> [Given task]: Write out every entry exactly as it stands.

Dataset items
....................

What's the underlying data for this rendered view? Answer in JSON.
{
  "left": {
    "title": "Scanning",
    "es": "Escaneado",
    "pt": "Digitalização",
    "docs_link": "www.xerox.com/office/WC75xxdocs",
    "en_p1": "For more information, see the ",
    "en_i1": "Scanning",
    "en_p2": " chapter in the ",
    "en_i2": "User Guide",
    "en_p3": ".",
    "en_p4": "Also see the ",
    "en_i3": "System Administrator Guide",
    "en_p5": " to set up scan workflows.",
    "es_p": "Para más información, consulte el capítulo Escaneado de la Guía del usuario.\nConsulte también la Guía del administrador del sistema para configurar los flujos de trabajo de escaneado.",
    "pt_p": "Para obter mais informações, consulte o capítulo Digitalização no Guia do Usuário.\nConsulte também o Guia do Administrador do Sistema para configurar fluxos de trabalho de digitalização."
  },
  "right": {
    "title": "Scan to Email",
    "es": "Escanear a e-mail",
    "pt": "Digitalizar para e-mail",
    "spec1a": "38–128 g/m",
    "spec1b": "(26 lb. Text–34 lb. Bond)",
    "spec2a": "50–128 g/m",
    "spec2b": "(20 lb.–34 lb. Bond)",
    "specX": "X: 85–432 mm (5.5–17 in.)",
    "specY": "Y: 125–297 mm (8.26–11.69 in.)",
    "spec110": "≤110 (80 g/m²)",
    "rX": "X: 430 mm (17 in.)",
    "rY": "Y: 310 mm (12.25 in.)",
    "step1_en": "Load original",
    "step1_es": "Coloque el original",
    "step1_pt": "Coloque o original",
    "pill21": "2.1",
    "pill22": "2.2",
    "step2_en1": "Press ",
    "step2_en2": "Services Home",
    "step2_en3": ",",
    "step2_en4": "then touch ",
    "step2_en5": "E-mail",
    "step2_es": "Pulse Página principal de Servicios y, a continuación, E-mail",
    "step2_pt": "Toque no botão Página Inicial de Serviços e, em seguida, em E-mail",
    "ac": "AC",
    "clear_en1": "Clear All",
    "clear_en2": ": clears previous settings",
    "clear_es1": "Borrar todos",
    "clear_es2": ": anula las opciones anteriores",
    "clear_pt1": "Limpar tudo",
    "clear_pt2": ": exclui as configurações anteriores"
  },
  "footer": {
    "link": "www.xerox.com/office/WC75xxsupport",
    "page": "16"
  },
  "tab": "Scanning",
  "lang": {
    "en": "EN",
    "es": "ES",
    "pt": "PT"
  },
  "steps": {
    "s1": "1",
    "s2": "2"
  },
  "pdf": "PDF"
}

....................

> [Output below]:
What's the underlying data for this rendered view? Answer in JSON.
{
  "left": {
    "title": "Scanning",
    "es": "Escaneado",
    "pt": "Digitalização",
    "docs_link": "www.xerox.com/office/WC75xxdocs",
    "en_p1": "For more information, see the ",
    "en_i1": "Scanning",
    "en_p2": " chapter in the ",
    "en_i2": "User Guide",
    "en_p3": ".",
    "en_p4": "Also see the ",
    "en_i3": "System Administrator Guide",
    "en_p5": " to set up scan workflows.",
    "es_p": "Para más información, consulte el capítulo Escaneado de la Guía del usuario.\nConsulte también la Guía del administrador del sistema para configurar los flujos de trabajo de escaneado.",
    "pt_p": "Para obter mais informações, consulte o capítulo Digitalização no Guia do Usuário.\nConsulte também o Guia do Administrador do Sistema para configurar fluxos de trabalho de digitalização."
  },
  "right": {
    "title": "Scan to Email",
    "es": "Escanear a e-mail",
    "pt": "Digitalizar para e-mail",
    "spec1a": "38–128 g/m",
    "spec1b": "(26 lb. Text–34 lb. Bond)",
    "spec2a": "50–128 g/m",
    "spec2b": "(20 lb.–34 lb. Bond)",
    "specX": "X: 85–432 mm (5.5–17 in.)",
    "specY": "Y: 125–297 mm (8.26–11.69 in.)",
    "spec110": "≤110 (80 g/m²)",
    "rX": "X: 430 mm (17 in.)",
    "rY": "Y: 310 mm (12.25 in.)",
    "step1_en": "Load original",
    "step1_es": "Coloque el original",
    "step1_pt": "Coloque o original",
    "pill21": "2.1",
    "pill22": "2.2",
    "step2_en1": "Press ",
    "step2_en2": "Services Home",
    "step2_en3": ",",
    "step2_en4": "then touch ",
    "step2_en5": "E-mail",
    "step2_es": "Pulse Página principal de Servicios y, a continuación, E-mail",
    "step2_pt": "Toque no botão Página Inicial de Serviços e, em seguida, em E-mail",
    "ac": "AC",
    "clear_en1": "Clear All",
    "clear_en2": ": clears previous settings",
    "clear_es1": "Borrar todos",
    "clear_es2": ": anula las opciones anteriores",
    "clear_pt1": "Limpar tudo",
    "clear_pt2": ": exclui as configurações anteriores"
  },
  "footer": {
    "link": "www.xerox.com/office/WC75xxsupport",
    "page": "16"
  },
  "tab": "Scanning",
  "lang": {
    "en": "EN",
    "es": "ES",
    "pt": "PT"
  },
  "steps": {
    "s1": "1",
    "s2": "2"
  },
  "pdf": "PDF"
}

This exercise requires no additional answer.